▶ Written request
Keep only the lines that hold the string "from", filtering out the rest of the entries below.

>> Start

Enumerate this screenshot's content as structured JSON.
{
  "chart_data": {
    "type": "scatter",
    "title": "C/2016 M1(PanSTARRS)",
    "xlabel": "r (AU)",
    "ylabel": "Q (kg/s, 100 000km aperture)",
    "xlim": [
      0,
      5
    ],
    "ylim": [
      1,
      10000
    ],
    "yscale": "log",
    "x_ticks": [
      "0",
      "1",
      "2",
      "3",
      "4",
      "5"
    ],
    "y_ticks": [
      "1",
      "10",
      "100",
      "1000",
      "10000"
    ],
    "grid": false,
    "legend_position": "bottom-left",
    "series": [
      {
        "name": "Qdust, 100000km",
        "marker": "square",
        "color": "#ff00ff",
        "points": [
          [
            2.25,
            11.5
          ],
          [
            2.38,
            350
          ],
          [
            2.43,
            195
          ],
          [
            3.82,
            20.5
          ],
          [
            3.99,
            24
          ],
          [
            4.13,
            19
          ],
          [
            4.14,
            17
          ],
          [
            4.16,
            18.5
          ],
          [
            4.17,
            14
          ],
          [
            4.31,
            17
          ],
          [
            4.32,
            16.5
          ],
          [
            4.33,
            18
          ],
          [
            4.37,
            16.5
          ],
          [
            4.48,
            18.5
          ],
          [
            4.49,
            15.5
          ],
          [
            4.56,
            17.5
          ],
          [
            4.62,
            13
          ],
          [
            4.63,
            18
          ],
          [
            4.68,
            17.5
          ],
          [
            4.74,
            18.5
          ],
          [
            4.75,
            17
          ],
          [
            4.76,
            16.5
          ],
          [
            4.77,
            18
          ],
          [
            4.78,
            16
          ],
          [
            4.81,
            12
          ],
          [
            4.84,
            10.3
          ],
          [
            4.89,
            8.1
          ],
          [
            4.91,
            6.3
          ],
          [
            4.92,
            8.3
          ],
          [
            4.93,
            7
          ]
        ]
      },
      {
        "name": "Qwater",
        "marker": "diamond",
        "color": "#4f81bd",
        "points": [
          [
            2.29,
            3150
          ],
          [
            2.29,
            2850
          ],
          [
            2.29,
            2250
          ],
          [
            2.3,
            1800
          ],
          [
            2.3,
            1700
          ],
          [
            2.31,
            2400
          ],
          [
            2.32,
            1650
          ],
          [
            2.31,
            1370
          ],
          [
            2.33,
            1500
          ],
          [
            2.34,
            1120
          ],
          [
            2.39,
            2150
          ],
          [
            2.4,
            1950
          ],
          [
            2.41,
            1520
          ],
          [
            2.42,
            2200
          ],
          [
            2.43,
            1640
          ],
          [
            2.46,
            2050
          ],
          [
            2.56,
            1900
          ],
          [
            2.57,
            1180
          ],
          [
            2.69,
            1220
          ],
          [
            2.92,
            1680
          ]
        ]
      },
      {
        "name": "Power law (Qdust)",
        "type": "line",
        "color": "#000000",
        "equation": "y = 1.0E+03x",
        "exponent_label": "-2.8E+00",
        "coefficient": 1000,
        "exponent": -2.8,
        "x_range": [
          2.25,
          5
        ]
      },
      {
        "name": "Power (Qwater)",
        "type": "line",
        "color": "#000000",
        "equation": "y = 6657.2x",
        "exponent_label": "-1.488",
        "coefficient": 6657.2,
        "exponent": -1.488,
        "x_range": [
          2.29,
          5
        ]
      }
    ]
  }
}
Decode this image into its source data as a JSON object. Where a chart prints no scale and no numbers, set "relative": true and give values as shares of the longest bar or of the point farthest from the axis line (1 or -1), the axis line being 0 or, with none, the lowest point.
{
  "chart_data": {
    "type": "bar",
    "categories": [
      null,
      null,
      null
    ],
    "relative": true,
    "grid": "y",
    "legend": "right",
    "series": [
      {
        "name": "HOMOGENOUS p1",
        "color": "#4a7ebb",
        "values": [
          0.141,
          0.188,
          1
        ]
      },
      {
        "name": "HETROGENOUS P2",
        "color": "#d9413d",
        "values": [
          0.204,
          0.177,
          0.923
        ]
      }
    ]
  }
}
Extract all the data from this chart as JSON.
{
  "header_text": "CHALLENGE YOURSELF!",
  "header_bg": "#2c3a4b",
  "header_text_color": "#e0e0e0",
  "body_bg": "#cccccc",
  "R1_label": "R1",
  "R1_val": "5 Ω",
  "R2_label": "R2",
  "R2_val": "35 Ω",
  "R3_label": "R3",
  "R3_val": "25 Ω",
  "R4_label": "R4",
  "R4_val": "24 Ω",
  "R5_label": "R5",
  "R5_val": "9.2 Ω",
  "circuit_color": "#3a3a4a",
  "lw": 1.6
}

>> End

▶ Answer to this problem
Decode this image into its source data as a JSON object. Where a chart prints no scale and no numbers, set "relative": true and give values as shares of the longest bar or of the point farthest from the axis line (1 or -1), the axis line being 0 or, with none, the lowest point.
Extract all the data from this chart as JSON.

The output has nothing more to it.